_What is required_
Retype the material below. Keep every word exactly as it is.

_Records supplied_
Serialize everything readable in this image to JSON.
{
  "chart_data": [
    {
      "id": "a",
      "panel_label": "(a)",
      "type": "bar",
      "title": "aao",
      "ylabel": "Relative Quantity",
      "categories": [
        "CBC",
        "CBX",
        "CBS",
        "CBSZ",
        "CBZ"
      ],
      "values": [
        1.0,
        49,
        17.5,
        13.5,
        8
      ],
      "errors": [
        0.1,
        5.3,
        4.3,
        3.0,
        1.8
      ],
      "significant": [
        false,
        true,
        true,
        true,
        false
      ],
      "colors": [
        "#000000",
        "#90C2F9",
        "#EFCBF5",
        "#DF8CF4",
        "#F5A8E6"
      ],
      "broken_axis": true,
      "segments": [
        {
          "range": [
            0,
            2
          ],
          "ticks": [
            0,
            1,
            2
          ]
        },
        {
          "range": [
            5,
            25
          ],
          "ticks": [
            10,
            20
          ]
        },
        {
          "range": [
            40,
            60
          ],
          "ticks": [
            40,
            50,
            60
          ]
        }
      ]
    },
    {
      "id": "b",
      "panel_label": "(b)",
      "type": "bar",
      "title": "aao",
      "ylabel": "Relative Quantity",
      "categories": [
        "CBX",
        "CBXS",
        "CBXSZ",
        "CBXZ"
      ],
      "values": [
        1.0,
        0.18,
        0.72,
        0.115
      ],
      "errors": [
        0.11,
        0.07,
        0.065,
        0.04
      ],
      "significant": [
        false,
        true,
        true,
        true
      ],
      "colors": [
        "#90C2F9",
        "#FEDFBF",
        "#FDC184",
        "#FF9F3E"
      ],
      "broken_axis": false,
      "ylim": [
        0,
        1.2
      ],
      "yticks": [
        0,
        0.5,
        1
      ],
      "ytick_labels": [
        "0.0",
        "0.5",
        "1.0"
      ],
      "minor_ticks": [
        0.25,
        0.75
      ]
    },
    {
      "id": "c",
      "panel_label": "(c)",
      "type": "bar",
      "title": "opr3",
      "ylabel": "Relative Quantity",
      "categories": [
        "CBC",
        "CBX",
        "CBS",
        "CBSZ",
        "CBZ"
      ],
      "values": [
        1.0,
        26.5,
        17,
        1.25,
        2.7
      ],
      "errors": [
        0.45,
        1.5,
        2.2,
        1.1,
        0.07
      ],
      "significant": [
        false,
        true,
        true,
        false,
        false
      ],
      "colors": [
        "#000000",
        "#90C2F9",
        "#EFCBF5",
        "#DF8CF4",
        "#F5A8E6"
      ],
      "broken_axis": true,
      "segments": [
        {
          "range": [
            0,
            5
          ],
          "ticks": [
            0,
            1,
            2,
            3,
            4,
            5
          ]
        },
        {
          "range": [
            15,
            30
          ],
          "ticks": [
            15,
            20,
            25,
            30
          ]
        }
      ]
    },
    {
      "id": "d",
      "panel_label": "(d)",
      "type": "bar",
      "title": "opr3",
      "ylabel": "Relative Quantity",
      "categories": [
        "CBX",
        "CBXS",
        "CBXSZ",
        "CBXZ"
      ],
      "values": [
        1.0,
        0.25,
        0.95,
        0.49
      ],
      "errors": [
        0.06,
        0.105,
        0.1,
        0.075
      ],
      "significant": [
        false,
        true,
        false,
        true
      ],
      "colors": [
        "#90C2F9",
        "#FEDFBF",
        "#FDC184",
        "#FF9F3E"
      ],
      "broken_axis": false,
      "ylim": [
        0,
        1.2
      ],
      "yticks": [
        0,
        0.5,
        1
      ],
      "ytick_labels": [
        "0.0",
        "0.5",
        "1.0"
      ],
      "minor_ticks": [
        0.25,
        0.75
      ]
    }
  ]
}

_The result_
Serialize everything readable in this image to JSON.
{
  "chart_data": [
    {
      "id": "a",
      "panel_label": "(a)",
      "type": "bar",
      "title": "aao",
      "ylabel": "Relative Quantity",
      "categories": [
        "CBC",
        "CBX",
        "CBS",
        "CBSZ",
        "CBZ"
      ],
      "values": [
        1.0,
        49,
        17.5,
        13.5,
        8
      ],
      "errors": [
        0.1,
        5.3,
        4.3,
        3.0,
        1.8
      ],
      "significant": [
        false,
        true,
        true,
        true,
        false
      ],
      "colors": [
        "#000000",
        "#90C2F9",
        "#EFCBF5",
        "#DF8CF4",
        "#F5A8E6"
      ],
      "broken_axis": true,
      "segments": [
        {
          "range": [
            0,
            2
          ],
          "ticks": [
            0,
            1,
            2
          ]
        },
        {
          "range": [
            5,
            25
          ],
          "ticks": [
            10,
            20
          ]
        },
        {
          "range": [
            40,
            60
          ],
          "ticks": [
            40,
            50,
            60
          ]
        }
      ]
    },
    {
      "id": "b",
      "panel_label": "(b)",
      "type": "bar",
      "title": "aao",
      "ylabel": "Relative Quantity",
      "categories": [
        "CBX",
        "CBXS",
        "CBXSZ",
        "CBXZ"
      ],
      "values": [
        1.0,
        0.18,
        0.72,
        0.115
      ],
      "errors": [
        0.11,
        0.07,
        0.065,
        0.04
      ],
      "significant": [
        false,
        true,
        true,
        true
      ],
      "colors": [
        "#90C2F9",
        "#FEDFBF",
        "#FDC184",
        "#FF9F3E"
      ],
      "broken_axis": false,
      "ylim": [
        0,
        1.2
      ],
      "yticks": [
        0,
        0.5,
        1
      ],
      "ytick_labels": [
        "0.0",
        "0.5",
        "1.0"
      ],
      "minor_ticks": [
        0.25,
        0.75
      ]
    },
    {
      "id": "c",
      "panel_label": "(c)",
      "type": "bar",
      "title": "opr3",
      "ylabel": "Relative Quantity",
      "categories": [
        "CBC",
        "CBX",
        "CBS",
        "CBSZ",
        "CBZ"
      ],
      "values": [
        1.0,
        26.5,
        17,
        1.25,
        2.7
      ],
      "errors": [
        0.45,
        1.5,
        2.2,
        1.1,
        0.07
      ],
      "significant": [
        false,
        true,
        true,
        false,
        false
      ],
      "colors": [
        "#000000",
        "#90C2F9",
        "#EFCBF5",
        "#DF8CF4",
        "#F5A8E6"
      ],
      "broken_axis": true,
      "segments": [
        {
          "range": [
            0,
            5
          ],
          "ticks": [
            0,
            1,
            2,
            3,
            4,
            5
          ]
        },
        {
          "range": [
            15,
            30
          ],
          "ticks": [
            15,
            20,
            25,
            30
          ]
        }
      ]
    },
    {
      "id": "d",
      "panel_label": "(d)",
      "type": "bar",
      "title": "opr3",
      "ylabel": "Relative Quantity",
      "categories": [
        "CBX",
        "CBXS",
        "CBXSZ",
        "CBXZ"
      ],
      "values": [
        1.0,
        0.25,
        0.95,
        0.49
      ],
      "errors": [
        0.06,
        0.105,
        0.1,
        0.075
      ],
      "significant": [
        false,
        true,
        false,
        true
      ],
      "colors": [
        "#90C2F9",
        "#FEDFBF",
        "#FDC184",
        "#FF9F3E"
      ],
      "broken_axis": false,
      "ylim": [
        0,
        1.2
      ],
      "yticks": [
        0,
        0.5,
        1
      ],
      "ytick_labels": [
        "0.0",
        "0.5",
        "1.0"
      ],
      "minor_ticks": [
        0.25,
        0.75
      ]
    }
  ]
}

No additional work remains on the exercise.